Given problem:
Only lines holding the word "learn" should be copied from the material.

[Entries from a dataset]

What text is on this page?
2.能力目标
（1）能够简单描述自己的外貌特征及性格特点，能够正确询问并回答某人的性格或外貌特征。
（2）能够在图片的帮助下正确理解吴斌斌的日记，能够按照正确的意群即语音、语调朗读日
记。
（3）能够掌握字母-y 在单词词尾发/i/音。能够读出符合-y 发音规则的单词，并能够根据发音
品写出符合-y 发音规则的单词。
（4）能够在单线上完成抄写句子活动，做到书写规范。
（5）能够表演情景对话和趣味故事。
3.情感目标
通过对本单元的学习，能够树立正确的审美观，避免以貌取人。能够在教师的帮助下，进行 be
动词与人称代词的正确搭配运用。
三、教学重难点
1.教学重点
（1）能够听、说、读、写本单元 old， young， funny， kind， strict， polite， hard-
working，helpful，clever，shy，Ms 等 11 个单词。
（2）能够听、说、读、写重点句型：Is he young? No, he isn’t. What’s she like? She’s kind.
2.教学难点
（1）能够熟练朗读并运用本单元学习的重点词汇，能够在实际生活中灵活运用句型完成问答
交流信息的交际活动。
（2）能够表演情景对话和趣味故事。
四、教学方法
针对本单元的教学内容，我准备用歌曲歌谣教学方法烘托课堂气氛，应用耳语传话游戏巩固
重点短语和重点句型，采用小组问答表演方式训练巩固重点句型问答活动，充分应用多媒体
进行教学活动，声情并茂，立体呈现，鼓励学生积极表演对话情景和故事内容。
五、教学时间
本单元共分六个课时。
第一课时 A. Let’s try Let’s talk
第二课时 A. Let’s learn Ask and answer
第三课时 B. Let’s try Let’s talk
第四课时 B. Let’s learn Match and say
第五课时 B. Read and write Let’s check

Written response:
第二课时 A. Let’s learn Ask and answer
第四课时 B. Let’s learn Match and say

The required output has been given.